#### Supplied entries:

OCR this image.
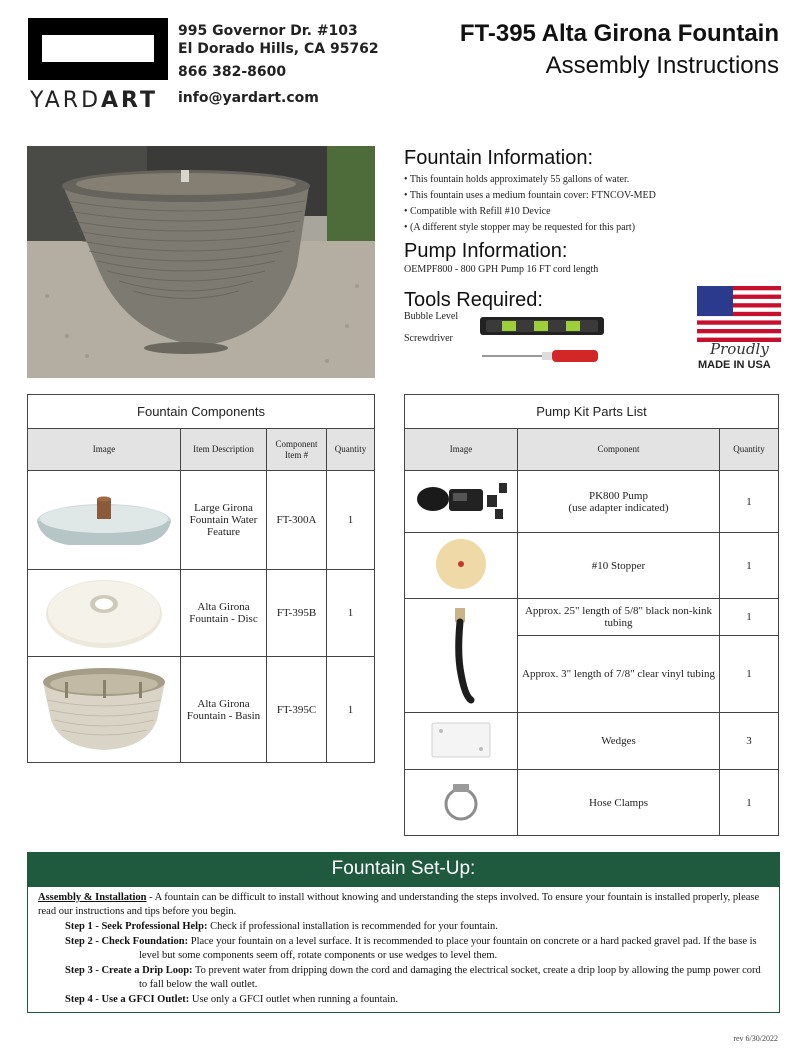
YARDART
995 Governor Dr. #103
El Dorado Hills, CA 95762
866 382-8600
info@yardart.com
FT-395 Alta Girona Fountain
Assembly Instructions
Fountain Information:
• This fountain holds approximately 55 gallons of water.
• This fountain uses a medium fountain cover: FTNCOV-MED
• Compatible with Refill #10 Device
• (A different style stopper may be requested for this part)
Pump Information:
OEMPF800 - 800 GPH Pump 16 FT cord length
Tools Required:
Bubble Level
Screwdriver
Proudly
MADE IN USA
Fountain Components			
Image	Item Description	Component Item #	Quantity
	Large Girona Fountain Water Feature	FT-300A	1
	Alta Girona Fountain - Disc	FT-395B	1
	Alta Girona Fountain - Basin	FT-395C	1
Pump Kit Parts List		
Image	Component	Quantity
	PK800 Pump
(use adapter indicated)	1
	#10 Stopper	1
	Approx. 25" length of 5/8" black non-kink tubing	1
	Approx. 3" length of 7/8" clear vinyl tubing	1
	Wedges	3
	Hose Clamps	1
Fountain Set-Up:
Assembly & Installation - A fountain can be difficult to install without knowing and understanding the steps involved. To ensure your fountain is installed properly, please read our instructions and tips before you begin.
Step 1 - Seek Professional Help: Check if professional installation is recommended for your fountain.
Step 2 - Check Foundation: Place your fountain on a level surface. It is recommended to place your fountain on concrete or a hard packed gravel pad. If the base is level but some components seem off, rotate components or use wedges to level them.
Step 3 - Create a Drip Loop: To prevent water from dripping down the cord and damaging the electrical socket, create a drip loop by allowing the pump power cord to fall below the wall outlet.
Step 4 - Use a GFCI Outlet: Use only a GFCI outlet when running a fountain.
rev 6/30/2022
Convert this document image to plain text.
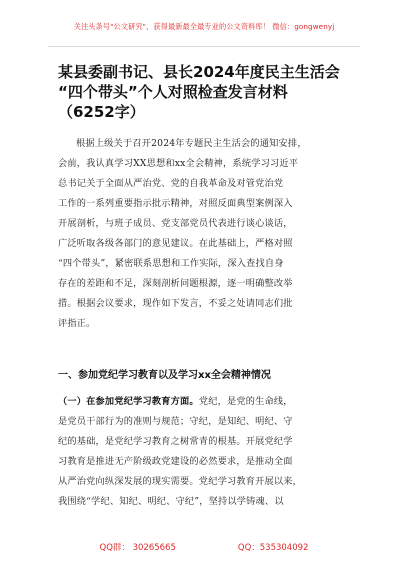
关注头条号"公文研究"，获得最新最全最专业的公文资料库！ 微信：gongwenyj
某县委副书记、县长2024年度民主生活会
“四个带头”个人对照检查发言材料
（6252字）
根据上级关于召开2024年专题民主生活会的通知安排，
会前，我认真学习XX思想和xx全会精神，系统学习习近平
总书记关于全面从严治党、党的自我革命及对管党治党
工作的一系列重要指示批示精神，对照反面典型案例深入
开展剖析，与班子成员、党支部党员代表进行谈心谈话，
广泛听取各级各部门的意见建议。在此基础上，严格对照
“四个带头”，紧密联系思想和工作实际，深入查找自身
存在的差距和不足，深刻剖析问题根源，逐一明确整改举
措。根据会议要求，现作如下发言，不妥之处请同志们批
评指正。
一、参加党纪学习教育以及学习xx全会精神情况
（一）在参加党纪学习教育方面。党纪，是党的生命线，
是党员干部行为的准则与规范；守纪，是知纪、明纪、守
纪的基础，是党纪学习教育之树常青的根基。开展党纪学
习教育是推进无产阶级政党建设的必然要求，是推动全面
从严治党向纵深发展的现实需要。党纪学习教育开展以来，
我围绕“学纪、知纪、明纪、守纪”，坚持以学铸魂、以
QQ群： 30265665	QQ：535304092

#### Exercise description:
Omit pictures; set down the rest of the material word for word.

#### Answer:
OCR this image.
YARDART
995 Governor Dr. #103
El Dorado Hills, CA 95762
866 382-8600
info@yardart.com
FT-395 Alta Girona Fountain
Assembly Instructions
Fountain Information:
• This fountain holds approximately 55 gallons of water.
• This fountain uses a medium fountain cover: FTNCOV-MED
• Compatible with Refill #10 Device
• (A different style stopper may be requested for this part)
Pump Information:
OEMPF800 - 800 GPH Pump 16 FT cord length
Tools Required:
Bubble Level
Screwdriver
Proudly
MADE IN USA
Fountain Components			
Image	Item Description	Component Item #	Quantity
	Large Girona Fountain Water Feature	FT-300A	1
	Alta Girona Fountain - Disc	FT-395B	1
	Alta Girona Fountain - Basin	FT-395C	1
Pump Kit Parts List		
Image	Component	Quantity
	PK800 Pump
(use adapter indicated)	1
	#10 Stopper	1
	Approx. 25" length of 5/8" black non-kink tubing	1
	Approx. 3" length of 7/8" clear vinyl tubing	1
	Wedges	3
	Hose Clamps	1
Fountain Set-Up:
Assembly & Installation - A fountain can be difficult to install without knowing and understanding the steps involved. To ensure your fountain is installed properly, please read our instructions and tips before you begin.
Step 1 - Seek Professional Help: Check if professional installation is recommended for your fountain.
Step 2 - Check Foundation: Place your fountain on a level surface. It is recommended to place your fountain on concrete or a hard packed gravel pad. If the base is level but some components seem off, rotate components or use wedges to level them.
Step 3 - Create a Drip Loop: To prevent water from dripping down the cord and damaging the electrical socket, create a drip loop by allowing the pump power cord to fall below the wall outlet.
Step 4 - Use a GFCI Outlet: Use only a GFCI outlet when running a fountain.
rev 6/30/2022
Convert this document image to plain text.
关注头条号"公文研究"，获得最新最全最专业的公文资料库！ 微信：gongwenyj
某县委副书记、县长2024年度民主生活会
“四个带头”个人对照检查发言材料
（6252字）
根据上级关于召开2024年专题民主生活会的通知安排，
会前，我认真学习XX思想和xx全会精神，系统学习习近平
总书记关于全面从严治党、党的自我革命及对管党治党
工作的一系列重要指示批示精神，对照反面典型案例深入
开展剖析，与班子成员、党支部党员代表进行谈心谈话，
广泛听取各级各部门的意见建议。在此基础上，严格对照
“四个带头”，紧密联系思想和工作实际，深入查找自身
存在的差距和不足，深刻剖析问题根源，逐一明确整改举
措。根据会议要求，现作如下发言，不妥之处请同志们批
评指正。
一、参加党纪学习教育以及学习xx全会精神情况
（一）在参加党纪学习教育方面。党纪，是党的生命线，
是党员干部行为的准则与规范；守纪，是知纪、明纪、守
纪的基础，是党纪学习教育之树常青的根基。开展党纪学
习教育是推进无产阶级政党建设的必然要求，是推动全面
从严治党向纵深发展的现实需要。党纪学习教育开展以来，
我围绕“学纪、知纪、明纪、守纪”，坚持以学铸魂、以
QQ群： 30265665	QQ：535304092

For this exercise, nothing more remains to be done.